> _COMPITO ASSEGNATO 1_
Rispondi a queste domande sul testo dedicato alla Saga di Matteo:
(a) Quale parte della saga esce con Tre mesi all'ora X?
(b) In quali anni, dopo il 1968, ritroviamo i personaggi dei tre racconti?
(c) Da quali luoghi è già uscita la generazione che ha vissuto il '68?
> _COMPITO ASSEGNATO 2_
Trascrivi in forma di lista numerata le righe dell'elenco, dall'inizio fino alla riga che contiene "order-item[interactable]: 2020/11/15 已完成", inclusa. Salta le righe vuote.

> _TESTO FORNITO_

14 gennaio 2020

Tre mesi all’ora X: la saga di Matteo e la memoria storica degli ultimi 50 anni


Con Tre mesi all’ora X esce la seconda parte (di tre previste) della Saga di Matteo, un tentativo azzardato da parte mia di lasciare, sotto forma di racconto, una traccia di memoria storica, specie per le generazioni più recenti, che permetta una lettura ragionata e annodi i fili necessari per capire gli ultimi 50 anni della vicenda italiana e non solo. Attraverso alcuni personaggi che nei tre brevi racconti incontriamo nel 1968 e ritroviamo alla fine del 1999 e praticamente ai giorni nostri nel 2018, cerco di rappresentare le ragioni, i successi e le sconfitte di una generazione, più o meno nata nei due decenni successivi agli anni ’40, dopo la fine della Seconda guerra mondiale. 

Sembra paradossale, ma sui 50 anni che sono passati dal ’68 ad oggi, davvero densi di storia e di sommovimenti, sono davvero pochi i tentativi di articolare una razionale lettura di parte, invece per lo più fatta da chi questa storia intende deformare e cancellare più che comprendere.   

Lentamente, silenziosamente, la generazione che ha vissuto il '68, nata nei primi anni dopo la fine della guerra, esce di scena. È già uscita dalle fabbriche, dagli uffici, dalle scuole e dalle università, dai ministeri, dagli enti pubblici e dalle forze armate. È invece ancora attiva una guerra psicologica, parte della guerra civile a bassa intensità in corso negli ultimi anni, condotta anche sui media, che tenta di affermare che le lotte e le conquiste di quell’epoca furono una aberrante anomalia e che nessun cambiamento radicale della società italiana verrà mai consentito. È quindi più che mai in atto il tentativo di rendere impossibile qualunque percorso riformatore della società italiana. Bisogna invece rottamare un’epoca di irresponsabili diritti collettivi per tornare, finalmente, alla ragione: chi ha il potere e i soldi, chi è capace di corrompere, di fare il burattinaio nella società, è di fatto intoccabile. Gli altri devono competere fra loro, essere responsabili, flessibili nella loro sostanziale precarietà sociale e soprattutto non avere memoria del passato né preoccupazione per il futuro.

> _ESTRATTO ELENCO_
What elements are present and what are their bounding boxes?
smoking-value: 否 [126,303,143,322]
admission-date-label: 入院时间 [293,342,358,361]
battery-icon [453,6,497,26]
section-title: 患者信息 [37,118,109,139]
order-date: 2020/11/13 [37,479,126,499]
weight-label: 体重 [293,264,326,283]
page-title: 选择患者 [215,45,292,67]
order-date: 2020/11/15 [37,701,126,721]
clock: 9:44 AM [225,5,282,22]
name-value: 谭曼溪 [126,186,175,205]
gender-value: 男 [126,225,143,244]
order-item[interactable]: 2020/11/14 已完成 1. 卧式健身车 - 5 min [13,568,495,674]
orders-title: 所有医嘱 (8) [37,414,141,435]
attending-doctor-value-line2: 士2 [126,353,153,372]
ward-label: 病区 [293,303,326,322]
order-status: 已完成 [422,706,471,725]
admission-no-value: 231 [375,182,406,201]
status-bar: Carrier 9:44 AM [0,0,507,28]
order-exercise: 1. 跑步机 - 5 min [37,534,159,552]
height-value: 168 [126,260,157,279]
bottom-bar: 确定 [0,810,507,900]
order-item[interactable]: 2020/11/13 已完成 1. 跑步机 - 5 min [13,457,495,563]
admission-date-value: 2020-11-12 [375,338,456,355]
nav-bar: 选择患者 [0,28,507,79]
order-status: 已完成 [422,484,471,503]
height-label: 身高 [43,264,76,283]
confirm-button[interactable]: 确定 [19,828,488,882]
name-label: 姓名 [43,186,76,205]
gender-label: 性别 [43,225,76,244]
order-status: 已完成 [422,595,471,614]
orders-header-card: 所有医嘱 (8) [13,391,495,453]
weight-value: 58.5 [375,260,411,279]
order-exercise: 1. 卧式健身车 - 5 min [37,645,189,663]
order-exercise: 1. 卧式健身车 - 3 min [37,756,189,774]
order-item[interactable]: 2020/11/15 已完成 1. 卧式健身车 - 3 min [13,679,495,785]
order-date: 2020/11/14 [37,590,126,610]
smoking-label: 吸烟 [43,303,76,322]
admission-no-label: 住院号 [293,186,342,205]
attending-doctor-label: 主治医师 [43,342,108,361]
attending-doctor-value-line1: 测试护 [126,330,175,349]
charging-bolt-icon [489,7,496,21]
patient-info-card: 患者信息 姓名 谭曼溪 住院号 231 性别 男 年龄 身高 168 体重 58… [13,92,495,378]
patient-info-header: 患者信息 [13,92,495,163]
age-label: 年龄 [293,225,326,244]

> _RISPOSTA FINALE 1_
(a) La seconda parte, di tre previste.
(b) Alla fine del 1999 e nel 2018.
(c) Dalle fabbriche, dagli uffici, dalle scuole e dalle università, dai ministeri, dagli enti pubblici e dalle forze armate.

> _RISPOSTA FINALE 2_
1. What elements are present and what are their bounding boxes?
2. smoking-value: 否 [126,303,143,322]
3. admission-date-label: 入院时间 [293,342,358,361]
4. battery-icon [453,6,497,26]
5. section-title: 患者信息 [37,118,109,139]
6. order-date: 2020/11/13 [37,479,126,499]
7. weight-label: 体重 [293,264,326,283]
8. page-title: 选择患者 [215,45,292,67]
9. order-date: 2020/11/15 [37,701,126,721]
10. clock: 9:44 AM [225,5,282,22]
11. name-value: 谭曼溪 [126,186,175,205]
12. gender-value: 男 [126,225,143,244]
13. order-item[interactable]: 2020/11/14 已完成 1. 卧式健身车 - 5 min [13,568,495,674]
14. orders-title: 所有医嘱 (8) [37,414,141,435]
15. attending-doctor-value-line2: 士2 [126,353,153,372]
16. ward-label: 病区 [293,303,326,322]
17. order-status: 已完成 [422,706,471,725]
18. admission-no-value: 231 [375,182,406,201]
19. status-bar: Carrier 9:44 AM [0,0,507,28]
20. order-exercise: 1. 跑步机 - 5 min [37,534,159,552]
21. height-value: 168 [126,260,157,279]
22. bottom-bar: 确定 [0,810,507,900]
23. order-item[interactable]: 2020/11/13 已完成 1. 跑步机 - 5 min [13,457,495,563]
24. admission-date-value: 2020-11-12 [375,338,456,355]
25. nav-bar: 选择患者 [0,28,507,79]
26. order-status: 已完成 [422,484,471,503]
27. height-label: 身高 [43,264,76,283]
28. confirm-button[interactable]: 确定 [19,828,488,882]
29. name-label: 姓名 [43,186,76,205]
30. gender-label: 性别 [43,225,76,244]
31. order-status: 已完成 [422,595,471,614]
32. orders-header-card: 所有医嘱 (8) [13,391,495,453]
33. weight-value: 58.5 [375,260,411,279]
34. order-exercise: 1. 卧式健身车 - 5 min [37,645,189,663]
35. order-exercise: 1. 卧式健身车 - 3 min [37,756,189,774]
36. order-item[interactable]: 2020/11/15 已完成 1. 卧式健身车 - 3 min [13,679,495,785]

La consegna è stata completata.